◆ **TASK DETAILS**
Check each line of the entries below for the string "bromine"; copy every line where it appears.
»»
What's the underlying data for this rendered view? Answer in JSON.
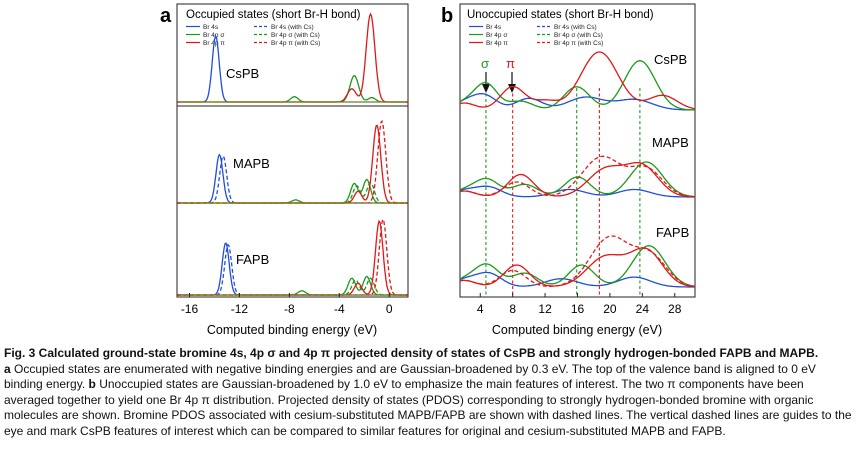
{
  "figure": {
    "panel_a": {
      "letter": "a",
      "title": "Occupied states (short Br-H bond)",
      "legend": [
        {
          "label": "Br 4s",
          "color": "#1f4fd8",
          "style": "solid"
        },
        {
          "label": "Br 4p σ",
          "color": "#1c9a1c",
          "style": "solid"
        },
        {
          "label": "Br 4p π",
          "color": "#e01818",
          "style": "solid"
        },
        {
          "label": "Br 4s (with Cs)",
          "color": "#1f4fd8",
          "style": "dashed"
        },
        {
          "label": "Br 4p σ (with Cs)",
          "color": "#1c9a1c",
          "style": "dashed"
        },
        {
          "label": "Br 4p π (with Cs)",
          "color": "#e01818",
          "style": "dashed"
        }
      ],
      "subpanel_labels": [
        "CsPB",
        "MAPB",
        "FAPB"
      ],
      "xlabel": "Computed binding energy (eV)",
      "xticks": [
        "-16",
        "-12",
        "-8",
        "-4",
        "0"
      ]
    },
    "panel_b": {
      "letter": "b",
      "title": "Unoccupied states (short Br-H bond)",
      "legend": [
        {
          "label": "Br 4s",
          "color": "#1f4fd8",
          "style": "solid"
        },
        {
          "label": "Br 4p σ",
          "color": "#1c9a1c",
          "style": "solid"
        },
        {
          "label": "Br 4p π",
          "color": "#e01818",
          "style": "solid"
        },
        {
          "label": "Br 4s (with Cs)",
          "color": "#1f4fd8",
          "style": "dashed"
        },
        {
          "label": "Br 4p σ (with Cs)",
          "color": "#1c9a1c",
          "style": "dashed"
        },
        {
          "label": "Br 4p π (with Cs)",
          "color": "#e01818",
          "style": "dashed"
        }
      ],
      "subpanel_labels": [
        "CsPB",
        "MAPB",
        "FAPB"
      ],
      "annotations": [
        {
          "text": "σ",
          "color": "#1c9a1c"
        },
        {
          "text": "π",
          "color": "#e01818"
        }
      ],
      "xlabel": "Computed binding energy (eV)",
      "xticks": [
        "4",
        "8",
        "12",
        "16",
        "20",
        "24",
        "28"
      ]
    }
  },
  "chart_data": [
    {
      "type": "line",
      "panel": "a",
      "title": "Occupied states (short Br-H bond)",
      "xlabel": "Computed binding energy (eV)",
      "xlim": [
        -17,
        1.5
      ],
      "xticks": [
        -16,
        -12,
        -8,
        -4,
        0
      ],
      "vertical_subpanels": [
        "CsPB",
        "MAPB",
        "FAPB"
      ],
      "peaks_description_units": "eV",
      "series": [
        {
          "name": "Br 4s",
          "subpanel": "CsPB",
          "peaks": [
            {
              "x": -13.9,
              "height": 0.75,
              "width": 0.28
            }
          ]
        },
        {
          "name": "Br 4p σ",
          "subpanel": "CsPB",
          "peaks": [
            {
              "x": -2.8,
              "height": 0.3,
              "width": 0.35
            },
            {
              "x": -7.6,
              "height": 0.06,
              "width": 0.3
            },
            {
              "x": -1.4,
              "height": 0.05,
              "width": 0.3
            }
          ]
        },
        {
          "name": "Br 4p π",
          "subpanel": "CsPB",
          "peaks": [
            {
              "x": -1.5,
              "height": 1.0,
              "width": 0.35
            },
            {
              "x": -3.0,
              "height": 0.15,
              "width": 0.35
            }
          ]
        },
        {
          "name": "Br 4s",
          "subpanel": "MAPB",
          "peaks": [
            {
              "x": -13.6,
              "height": 0.62,
              "width": 0.28
            }
          ]
        },
        {
          "name": "Br 4s (with Cs)",
          "subpanel": "MAPB",
          "peaks": [
            {
              "x": -13.3,
              "height": 0.6,
              "width": 0.28
            }
          ]
        },
        {
          "name": "Br 4p σ",
          "subpanel": "MAPB",
          "peaks": [
            {
              "x": -2.8,
              "height": 0.25,
              "width": 0.3
            },
            {
              "x": -1.8,
              "height": 0.3,
              "width": 0.3
            },
            {
              "x": -7.5,
              "height": 0.04,
              "width": 0.3
            }
          ]
        },
        {
          "name": "Br 4p σ (with Cs)",
          "subpanel": "MAPB",
          "peaks": [
            {
              "x": -2.6,
              "height": 0.22,
              "width": 0.3
            },
            {
              "x": -1.5,
              "height": 0.26,
              "width": 0.3
            }
          ]
        },
        {
          "name": "Br 4p π",
          "subpanel": "MAPB",
          "peaks": [
            {
              "x": -1.0,
              "height": 1.0,
              "width": 0.32
            },
            {
              "x": -2.5,
              "height": 0.15,
              "width": 0.3
            }
          ]
        },
        {
          "name": "Br 4p π (with Cs)",
          "subpanel": "MAPB",
          "peaks": [
            {
              "x": -0.6,
              "height": 1.05,
              "width": 0.32
            }
          ]
        },
        {
          "name": "Br 4s",
          "subpanel": "FAPB",
          "peaks": [
            {
              "x": -13.1,
              "height": 0.62,
              "width": 0.28
            }
          ]
        },
        {
          "name": "Br 4s (with Cs)",
          "subpanel": "FAPB",
          "peaks": [
            {
              "x": -12.9,
              "height": 0.6,
              "width": 0.28
            }
          ]
        },
        {
          "name": "Br 4p σ",
          "subpanel": "FAPB",
          "peaks": [
            {
              "x": -3.0,
              "height": 0.2,
              "width": 0.3
            },
            {
              "x": -1.8,
              "height": 0.22,
              "width": 0.3
            },
            {
              "x": -7.0,
              "height": 0.05,
              "width": 0.3
            }
          ]
        },
        {
          "name": "Br 4p σ (with Cs)",
          "subpanel": "FAPB",
          "peaks": [
            {
              "x": -2.7,
              "height": 0.18,
              "width": 0.3
            },
            {
              "x": -1.5,
              "height": 0.2,
              "width": 0.3
            }
          ]
        },
        {
          "name": "Br 4p π",
          "subpanel": "FAPB",
          "peaks": [
            {
              "x": -0.8,
              "height": 0.88,
              "width": 0.3
            },
            {
              "x": -2.5,
              "height": 0.14,
              "width": 0.3
            }
          ]
        },
        {
          "name": "Br 4p π (with Cs)",
          "subpanel": "FAPB",
          "peaks": [
            {
              "x": -0.5,
              "height": 0.9,
              "width": 0.3
            }
          ]
        }
      ]
    },
    {
      "type": "line",
      "panel": "b",
      "title": "Unoccupied states (short Br-H bond)",
      "xlabel": "Computed binding energy (eV)",
      "xlim": [
        1.5,
        30.5
      ],
      "xticks": [
        4,
        8,
        12,
        16,
        20,
        24,
        28
      ],
      "guide_lines_x": [
        {
          "x": 4.7,
          "color": "#1c9a1c"
        },
        {
          "x": 8.0,
          "color": "#e01818"
        },
        {
          "x": 15.9,
          "color": "#1c9a1c"
        },
        {
          "x": 18.7,
          "color": "#e01818"
        },
        {
          "x": 23.7,
          "color": "#1c9a1c"
        }
      ],
      "vertical_subpanels": [
        "CsPB",
        "MAPB",
        "FAPB"
      ],
      "series": [
        {
          "name": "Br 4s",
          "subpanel": "CsPB",
          "peaks": [
            {
              "x": 4.5,
              "height": 0.25,
              "width": 1.5
            },
            {
              "x": 10.0,
              "height": 0.2,
              "width": 1.6
            },
            {
              "x": 17.0,
              "height": 0.22,
              "width": 2.2
            },
            {
              "x": 23.0,
              "height": 0.18,
              "width": 2.2
            }
          ]
        },
        {
          "name": "Br 4p σ",
          "subpanel": "CsPB",
          "peaks": [
            {
              "x": 4.7,
              "height": 0.45,
              "width": 1.4
            },
            {
              "x": 9.0,
              "height": 0.15,
              "width": 1.5
            },
            {
              "x": 15.9,
              "height": 0.4,
              "width": 1.6
            },
            {
              "x": 23.7,
              "height": 0.85,
              "width": 1.9
            }
          ]
        },
        {
          "name": "Br 4p π",
          "subpanel": "CsPB",
          "peaks": [
            {
              "x": 8.0,
              "height": 0.4,
              "width": 1.5
            },
            {
              "x": 12.0,
              "height": 0.15,
              "width": 1.5
            },
            {
              "x": 18.7,
              "height": 1.0,
              "width": 2.3
            },
            {
              "x": 26.5,
              "height": 0.25,
              "width": 1.8
            }
          ]
        },
        {
          "name": "Br 4s",
          "subpanel": "MAPB",
          "peaks": [
            {
              "x": 5.0,
              "height": 0.2,
              "width": 1.6
            },
            {
              "x": 15.0,
              "height": 0.15,
              "width": 2
            },
            {
              "x": 23.0,
              "height": 0.15,
              "width": 2
            }
          ]
        },
        {
          "name": "Br 4p σ",
          "subpanel": "MAPB",
          "peaks": [
            {
              "x": 4.8,
              "height": 0.35,
              "width": 1.5
            },
            {
              "x": 9.5,
              "height": 0.25,
              "width": 1.6
            },
            {
              "x": 16.0,
              "height": 0.4,
              "width": 1.6
            },
            {
              "x": 24.5,
              "height": 0.7,
              "width": 2.0
            }
          ]
        },
        {
          "name": "Br 4p π",
          "subpanel": "MAPB",
          "peaks": [
            {
              "x": 9.0,
              "height": 0.45,
              "width": 1.6
            },
            {
              "x": 19.5,
              "height": 0.55,
              "width": 2.2
            },
            {
              "x": 24.0,
              "height": 0.6,
              "width": 2.0
            }
          ]
        },
        {
          "name": "Br 4p π (with Cs)",
          "subpanel": "MAPB",
          "peaks": [
            {
              "x": 8.5,
              "height": 0.3,
              "width": 1.6
            },
            {
              "x": 19.0,
              "height": 0.8,
              "width": 2.4
            },
            {
              "x": 24.5,
              "height": 0.55,
              "width": 2.0
            }
          ]
        },
        {
          "name": "Br 4s",
          "subpanel": "FAPB",
          "peaks": [
            {
              "x": 5.0,
              "height": 0.25,
              "width": 1.6
            },
            {
              "x": 14.0,
              "height": 0.15,
              "width": 2.0
            },
            {
              "x": 23.0,
              "height": 0.18,
              "width": 2.0
            }
          ]
        },
        {
          "name": "Br 4p σ",
          "subpanel": "FAPB",
          "peaks": [
            {
              "x": 4.8,
              "height": 0.4,
              "width": 1.5
            },
            {
              "x": 9.5,
              "height": 0.25,
              "width": 1.6
            },
            {
              "x": 16.5,
              "height": 0.4,
              "width": 1.6
            },
            {
              "x": 24.8,
              "height": 0.75,
              "width": 2.0
            }
          ]
        },
        {
          "name": "Br 4p π",
          "subpanel": "FAPB",
          "peaks": [
            {
              "x": 8.5,
              "height": 0.4,
              "width": 1.6
            },
            {
              "x": 19.5,
              "height": 0.55,
              "width": 2.3
            },
            {
              "x": 24.5,
              "height": 0.65,
              "width": 2.0
            }
          ]
        },
        {
          "name": "Br 4p π (with Cs)",
          "subpanel": "FAPB",
          "peaks": [
            {
              "x": 8.0,
              "height": 0.3,
              "width": 1.6
            },
            {
              "x": 20.0,
              "height": 0.9,
              "width": 2.4
            },
            {
              "x": 25.0,
              "height": 0.55,
              "width": 2.0
            }
          ]
        }
      ]
    }
  ],
  "caption": {
    "title": "Fig. 3 Calculated ground-state bromine 4s, 4p σ and 4p π projected density of states of CsPB and strongly hydrogen-bonded FAPB and MAPB.",
    "part_a_letter": "a",
    "part_a_text": " Occupied states are enumerated with negative binding energies and are Gaussian-broadened by 0.3 eV. The top of the valence band is aligned to 0 eV binding energy. ",
    "part_b_letter": "b",
    "part_b_text": " Unoccupied states are Gaussian-broadened by 1.0 eV to emphasize the main features of interest. The two π components have been averaged together to yield one Br 4p π distribution. Projected density of states (PDOS) corresponding to strongly hydrogen-bonded bromine with organic molecules are shown. Bromine PDOS associated with cesium-substituted MAPB/FAPB are shown with dashed lines. The vertical dashed lines are guides to the eye and mark CsPB features of interest which can be compared to similar features for original and cesium-substituted MAPB and FAPB."
  }
}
««
◆ **TASK RESULT**
    "title": "Fig. 3 Calculated ground-state bromine 4s, 4p σ and 4p π projected density of states of CsPB and strongly hydrogen-bonded FAPB and MAPB.",
    "part_b_text": " Unoccupied states are Gaussian-broadened by 1.0 eV to emphasize the main features of interest. The two π components have been averaged together to yield one Br 4p π distribution. Projected density of states (PDOS) corresponding to strongly hydrogen-bonded bromine with organic molecules are shown. Bromine PDOS associated with cesium-substituted MAPB/FAPB are shown with dashed lines. The vertical dashed lines are guides to the eye and mark CsPB features of interest which can be compared to similar features for original and cesium-substituted MAPB and FAPB."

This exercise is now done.